→ **Exercise prompt**
Word for word, quote the lines from the one containing "Transcribe the text in this document." to the end of the entries below, including both. Leave pictures out.

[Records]
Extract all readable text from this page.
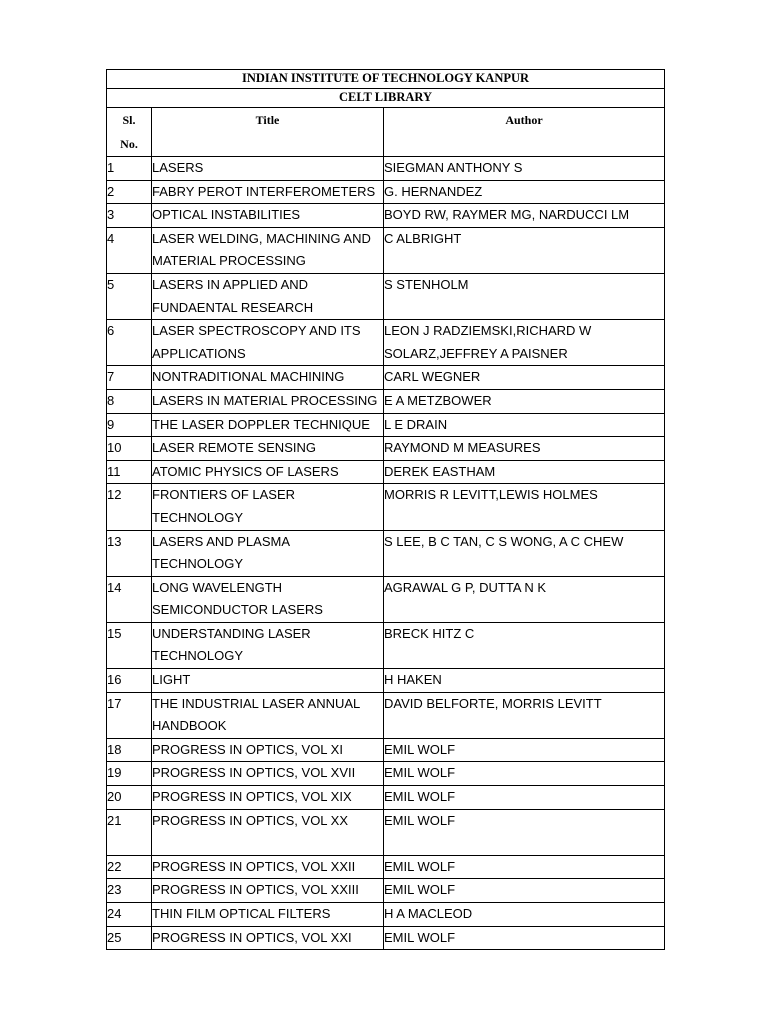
INDIAN INSTITUTE OF TECHNOLOGY KANPUR		
CELT LIBRARY		

Sl.
No.	Title	Author
1	LASERS	SIEGMAN ANTHONY S
2	FABRY PEROT INTERFEROMETERS	G. HERNANDEZ
3	OPTICAL INSTABILITIES	BOYD RW, RAYMER MG, NARDUCCI LM
4	LASER WELDING, MACHINING AND MATERIAL PROCESSING	C ALBRIGHT
5	LASERS IN APPLIED AND FUNDAENTAL RESEARCH	S STENHOLM
6	LASER SPECTROSCOPY AND ITS APPLICATIONS	LEON J RADZIEMSKI,RICHARD W SOLARZ,JEFFREY A PAISNER
7	NONTRADITIONAL MACHINING	CARL WEGNER
8	LASERS IN MATERIAL PROCESSING	E A METZBOWER
9	THE LASER DOPPLER TECHNIQUE	L E DRAIN
10	LASER REMOTE SENSING	RAYMOND M MEASURES
11	ATOMIC PHYSICS OF LASERS	DEREK EASTHAM
12	FRONTIERS OF LASER TECHNOLOGY	MORRIS R LEVITT,LEWIS HOLMES
13	LASERS AND PLASMA TECHNOLOGY	S LEE, B C TAN, C S WONG, A C CHEW
14	LONG WAVELENGTH SEMICONDUCTOR LASERS	AGRAWAL G P, DUTTA N K
15	UNDERSTANDING LASER TECHNOLOGY	BRECK HITZ C
16	LIGHT	H HAKEN
17	THE INDUSTRIAL LASER ANNUAL HANDBOOK	DAVID BELFORTE, MORRIS LEVITT
18	PROGRESS IN OPTICS, VOL XI	EMIL WOLF
19	PROGRESS IN OPTICS, VOL XVII	EMIL WOLF
20	PROGRESS IN OPTICS, VOL XIX	EMIL WOLF
21	PROGRESS IN OPTICS, VOL XX	EMIL WOLF
22	PROGRESS IN OPTICS, VOL XXII	EMIL WOLF
23	PROGRESS IN OPTICS, VOL XXIII	EMIL WOLF
24	THIN FILM OPTICAL FILTERS	H A MACLEOD
25	PROGRESS IN OPTICS, VOL XXI	EMIL WOLF
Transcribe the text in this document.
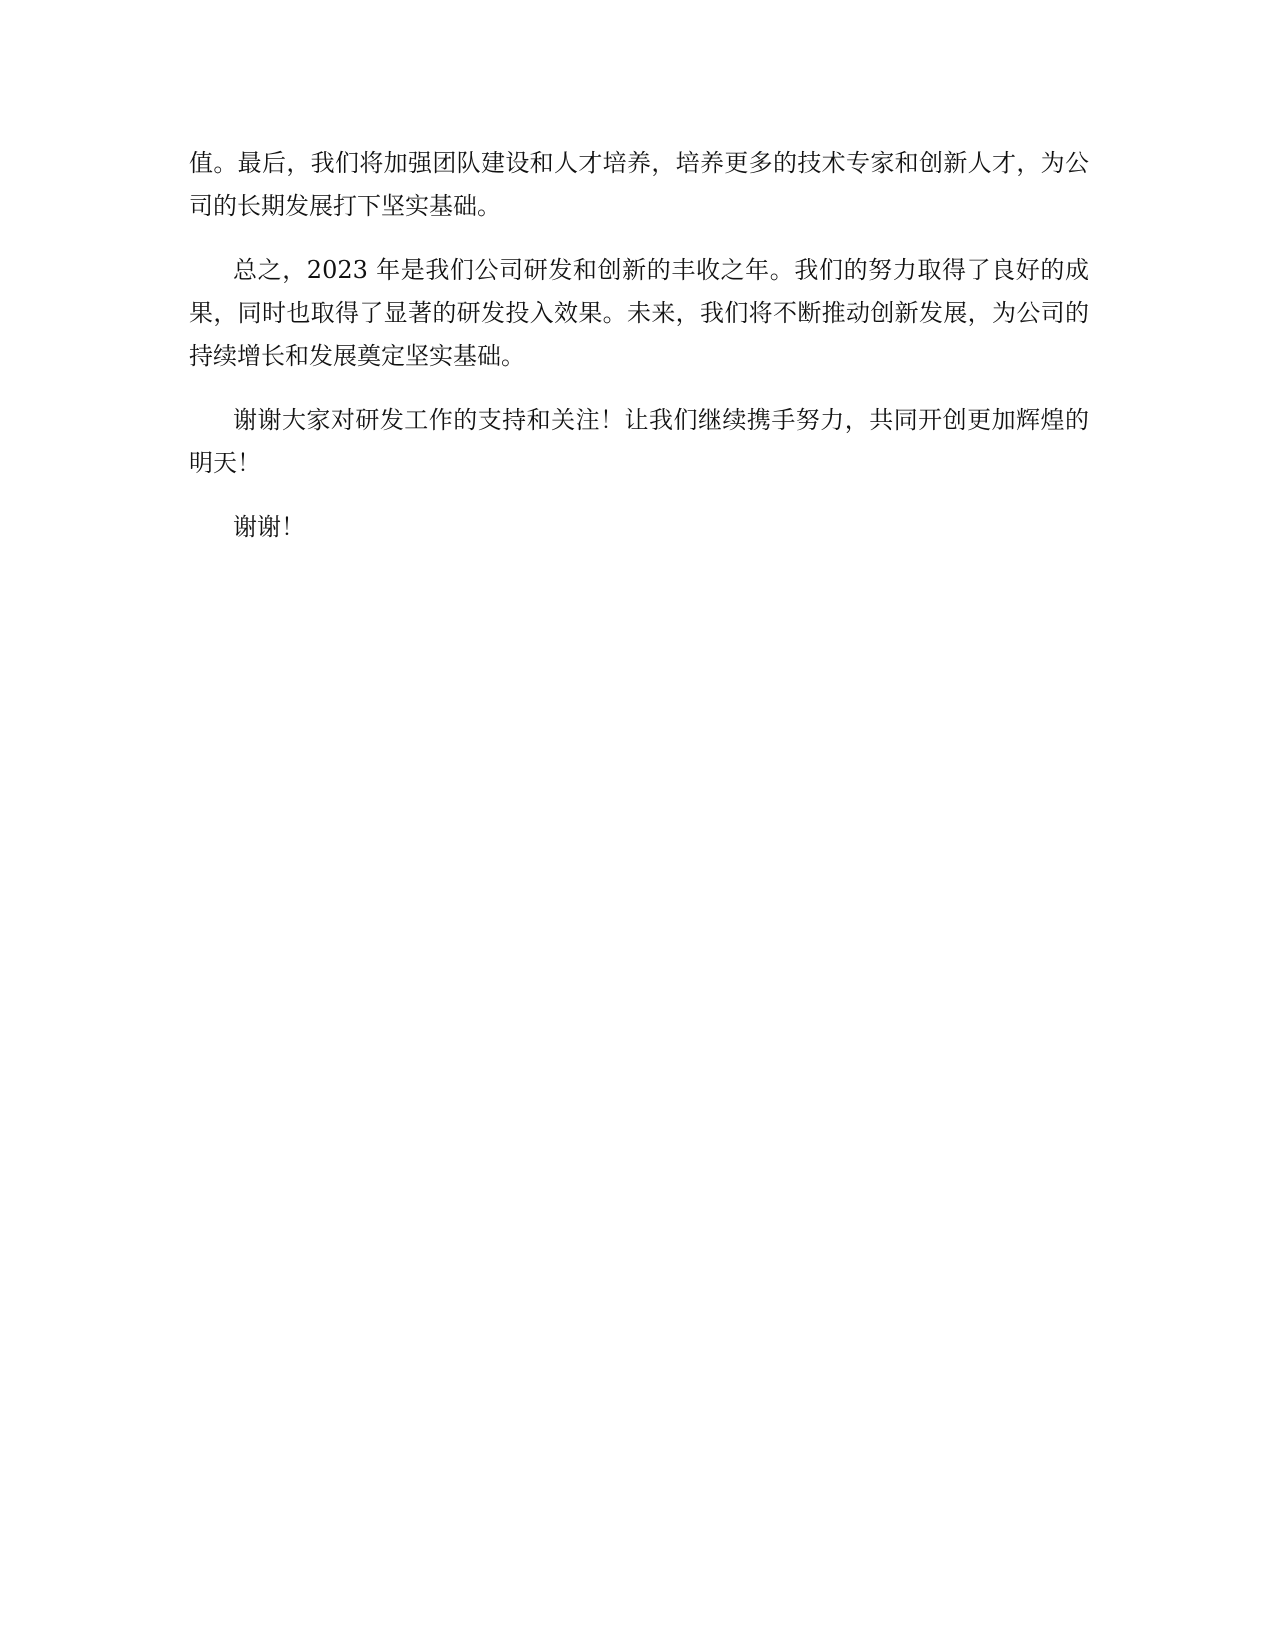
值。最后，我们将加强团队建设和人才培养，培养更多的技术专家和创新人才，为公司的长期发展打下坚实基础。

总之，2023 年是我们公司研发和创新的丰收之年。我们的努力取得了良好的成果，同时也取得了显著的研发投入效果。未来，我们将不断推动创新发展，为公司的持续增长和发展奠定坚实基础。

谢谢大家对研发工作的支持和关注！让我们继续携手努力，共同开创更加辉煌的明天！

谢谢！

→ **Response**
Transcribe the text in this document.
值。最后，我们将加强团队建设和人才培养，培养更多的技术专家和创新人才，为公司的长期发展打下坚实基础。

总之，2023 年是我们公司研发和创新的丰收之年。我们的努力取得了良好的成果，同时也取得了显著的研发投入效果。未来，我们将不断推动创新发展，为公司的持续增长和发展奠定坚实基础。

谢谢大家对研发工作的支持和关注！让我们继续携手努力，共同开创更加辉煌的明天！

谢谢！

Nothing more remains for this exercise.